--- Stated goal ---
Repeat each entry as written and leave the images out of the copy.

--- Given records ---
+ + +

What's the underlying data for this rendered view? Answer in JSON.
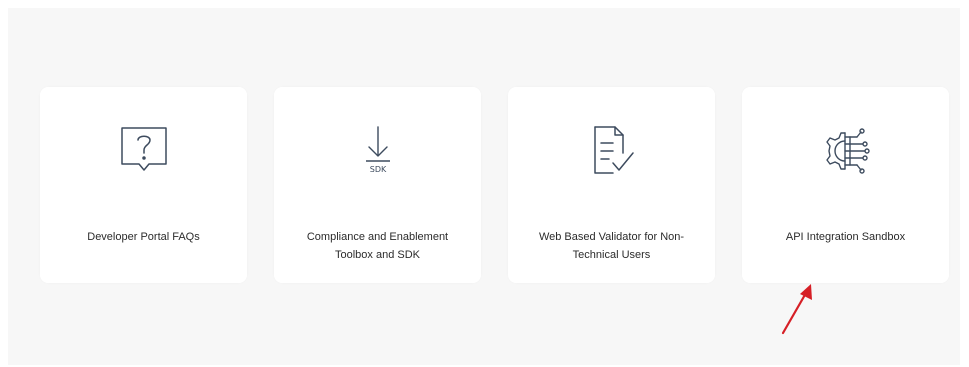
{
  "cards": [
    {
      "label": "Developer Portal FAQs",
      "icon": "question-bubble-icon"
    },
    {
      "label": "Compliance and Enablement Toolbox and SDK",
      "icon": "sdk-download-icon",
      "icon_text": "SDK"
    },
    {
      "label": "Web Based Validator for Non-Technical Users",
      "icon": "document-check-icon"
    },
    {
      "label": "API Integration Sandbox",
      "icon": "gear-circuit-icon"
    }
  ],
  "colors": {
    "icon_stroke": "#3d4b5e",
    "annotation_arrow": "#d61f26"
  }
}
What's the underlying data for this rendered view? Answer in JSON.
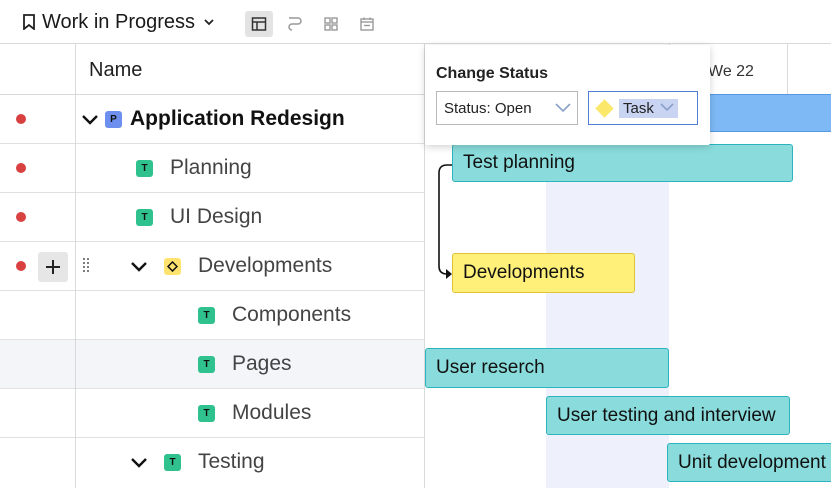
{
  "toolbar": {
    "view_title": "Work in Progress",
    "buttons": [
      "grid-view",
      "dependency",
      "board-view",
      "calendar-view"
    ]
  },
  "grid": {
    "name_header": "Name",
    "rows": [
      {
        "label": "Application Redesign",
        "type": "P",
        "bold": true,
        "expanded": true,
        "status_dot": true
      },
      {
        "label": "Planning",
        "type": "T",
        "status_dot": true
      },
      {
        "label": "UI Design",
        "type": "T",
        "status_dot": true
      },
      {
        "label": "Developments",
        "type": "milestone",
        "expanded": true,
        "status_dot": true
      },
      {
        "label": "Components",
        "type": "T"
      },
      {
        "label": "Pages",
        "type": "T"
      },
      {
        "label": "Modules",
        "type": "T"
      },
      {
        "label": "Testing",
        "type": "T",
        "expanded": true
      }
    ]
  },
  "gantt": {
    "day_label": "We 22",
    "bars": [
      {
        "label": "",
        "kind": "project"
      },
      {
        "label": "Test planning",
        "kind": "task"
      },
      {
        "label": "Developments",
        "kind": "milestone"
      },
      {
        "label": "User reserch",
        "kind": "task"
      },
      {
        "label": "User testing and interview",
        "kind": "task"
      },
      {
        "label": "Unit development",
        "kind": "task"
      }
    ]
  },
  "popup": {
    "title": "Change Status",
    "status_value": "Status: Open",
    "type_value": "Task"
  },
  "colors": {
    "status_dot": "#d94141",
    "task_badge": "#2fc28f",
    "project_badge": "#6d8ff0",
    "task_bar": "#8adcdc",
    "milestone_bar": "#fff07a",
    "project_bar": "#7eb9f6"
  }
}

+ + +

--- Correct response ---
What's the underlying data for this rendered view? Answer in JSON.
{
  "cards": [
    {
      "label": "Developer Portal FAQs",
      "icon": "question-bubble-icon"
    },
    {
      "label": "Compliance and Enablement Toolbox and SDK",
      "icon": "sdk-download-icon",
      "icon_text": "SDK"
    },
    {
      "label": "Web Based Validator for Non-Technical Users",
      "icon": "document-check-icon"
    },
    {
      "label": "API Integration Sandbox",
      "icon": "gear-circuit-icon"
    }
  ],
  "colors": {
    "icon_stroke": "#3d4b5e",
    "annotation_arrow": "#d61f26"
  }
}
What's the underlying data for this rendered view? Answer in JSON.
{
  "toolbar": {
    "view_title": "Work in Progress",
    "buttons": [
      "grid-view",
      "dependency",
      "board-view",
      "calendar-view"
    ]
  },
  "grid": {
    "name_header": "Name",
    "rows": [
      {
        "label": "Application Redesign",
        "type": "P",
        "bold": true,
        "expanded": true,
        "status_dot": true
      },
      {
        "label": "Planning",
        "type": "T",
        "status_dot": true
      },
      {
        "label": "UI Design",
        "type": "T",
        "status_dot": true
      },
      {
        "label": "Developments",
        "type": "milestone",
        "expanded": true,
        "status_dot": true
      },
      {
        "label": "Components",
        "type": "T"
      },
      {
        "label": "Pages",
        "type": "T"
      },
      {
        "label": "Modules",
        "type": "T"
      },
      {
        "label": "Testing",
        "type": "T",
        "expanded": true
      }
    ]
  },
  "gantt": {
    "day_label": "We 22",
    "bars": [
      {
        "label": "",
        "kind": "project"
      },
      {
        "label": "Test planning",
        "kind": "task"
      },
      {
        "label": "Developments",
        "kind": "milestone"
      },
      {
        "label": "User reserch",
        "kind": "task"
      },
      {
        "label": "User testing and interview",
        "kind": "task"
      },
      {
        "label": "Unit development",
        "kind": "task"
      }
    ]
  },
  "popup": {
    "title": "Change Status",
    "status_value": "Status: Open",
    "type_value": "Task"
  },
  "colors": {
    "status_dot": "#d94141",
    "task_badge": "#2fc28f",
    "project_badge": "#6d8ff0",
    "task_bar": "#8adcdc",
    "milestone_bar": "#fff07a",
    "project_bar": "#7eb9f6"
  }
}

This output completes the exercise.